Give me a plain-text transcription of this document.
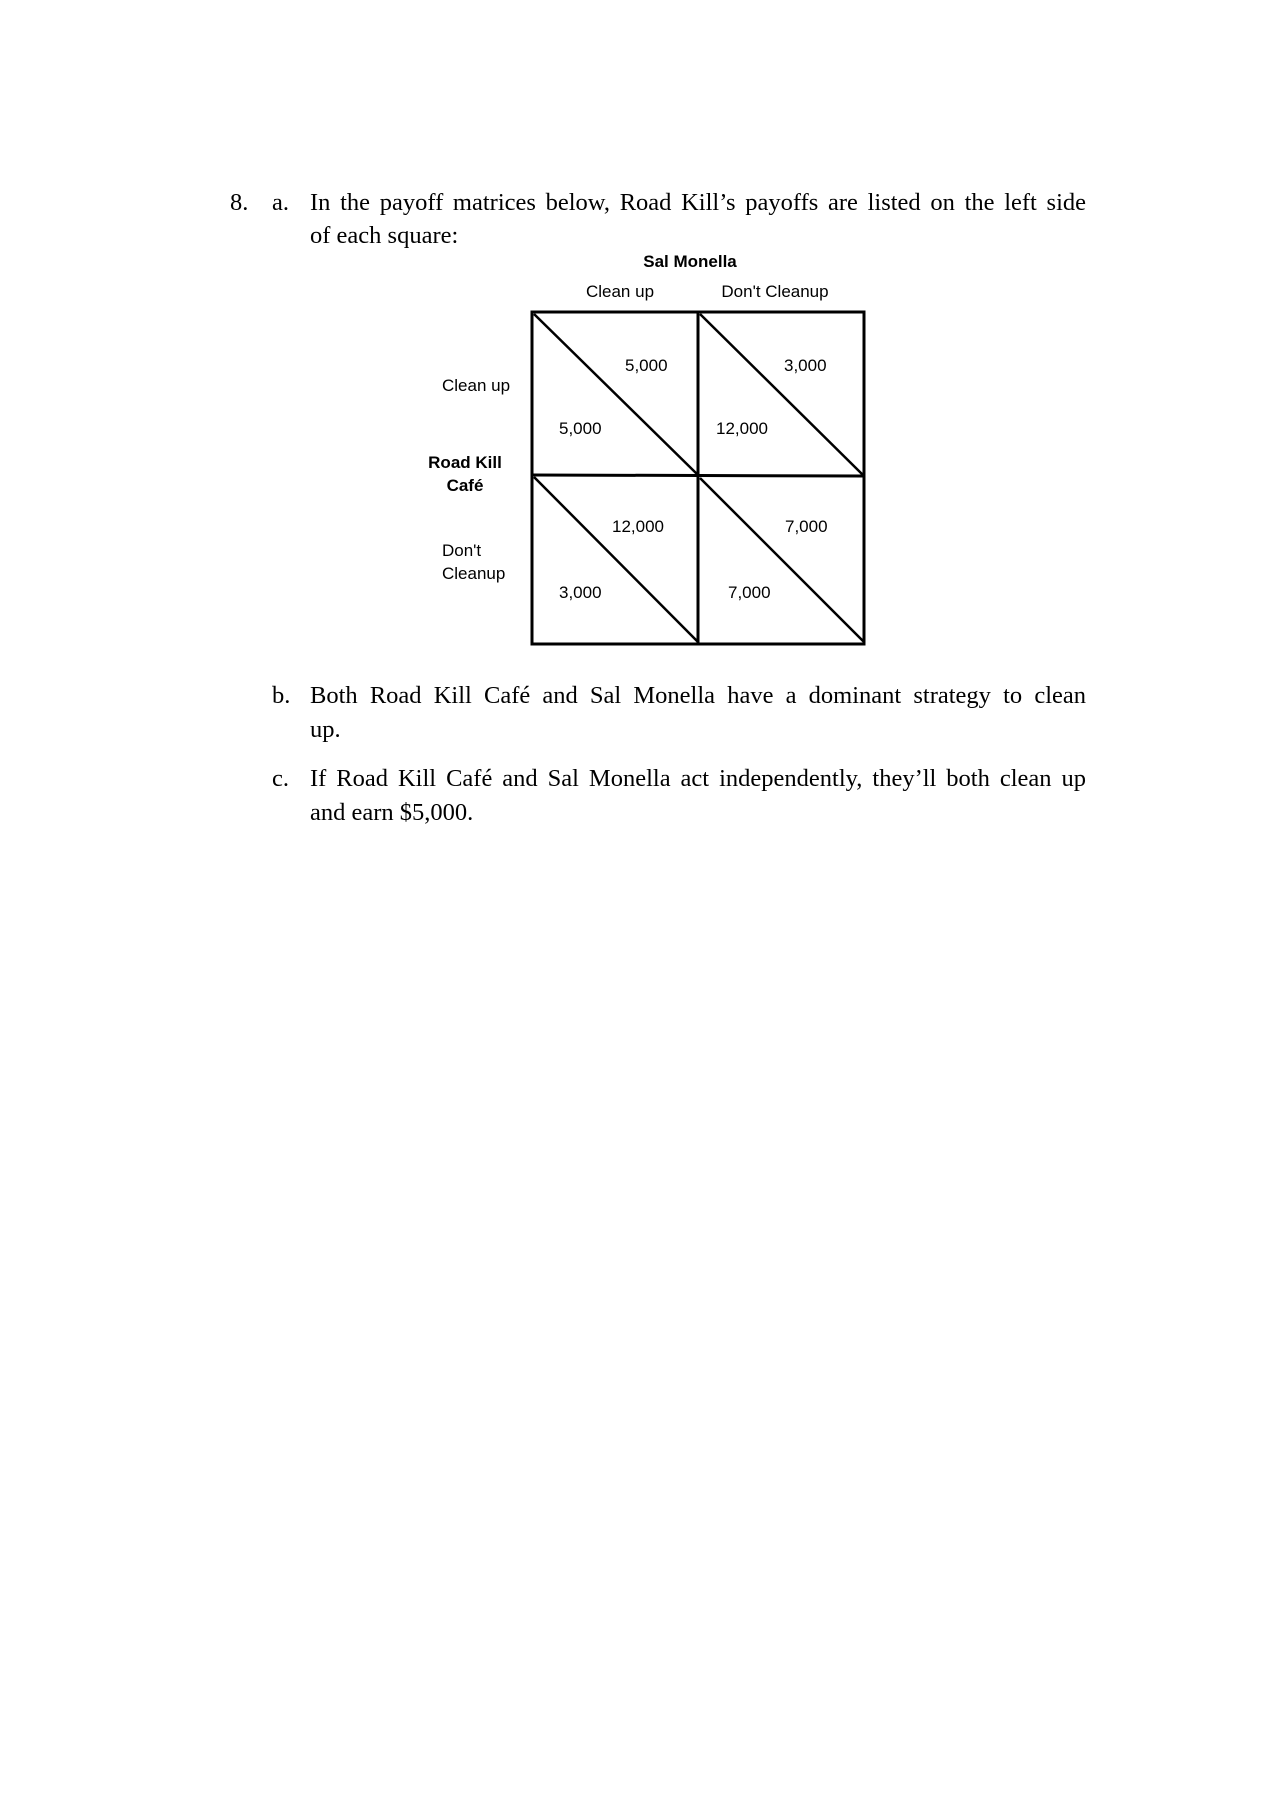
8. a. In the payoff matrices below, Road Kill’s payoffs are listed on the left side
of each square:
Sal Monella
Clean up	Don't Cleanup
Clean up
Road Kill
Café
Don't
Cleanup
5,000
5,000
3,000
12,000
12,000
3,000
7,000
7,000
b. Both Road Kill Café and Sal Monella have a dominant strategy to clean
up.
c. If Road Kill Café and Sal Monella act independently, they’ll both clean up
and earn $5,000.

·····

## WORK TO DO
Write out the whole listing again, exactly, with no pictures.

## IN RESPONSE
Give me a plain-text transcription of this document.
8. a. In the payoff matrices below, Road Kill’s payoffs are listed on the left side
of each square:
Sal Monella
Clean up	Don't Cleanup
Clean up
Road Kill
Café
Don't
Cleanup
5,000
5,000
3,000
12,000
12,000
3,000
7,000
7,000
b. Both Road Kill Café and Sal Monella have a dominant strategy to clean
up.
c. If Road Kill Café and Sal Monella act independently, they’ll both clean up
and earn $5,000.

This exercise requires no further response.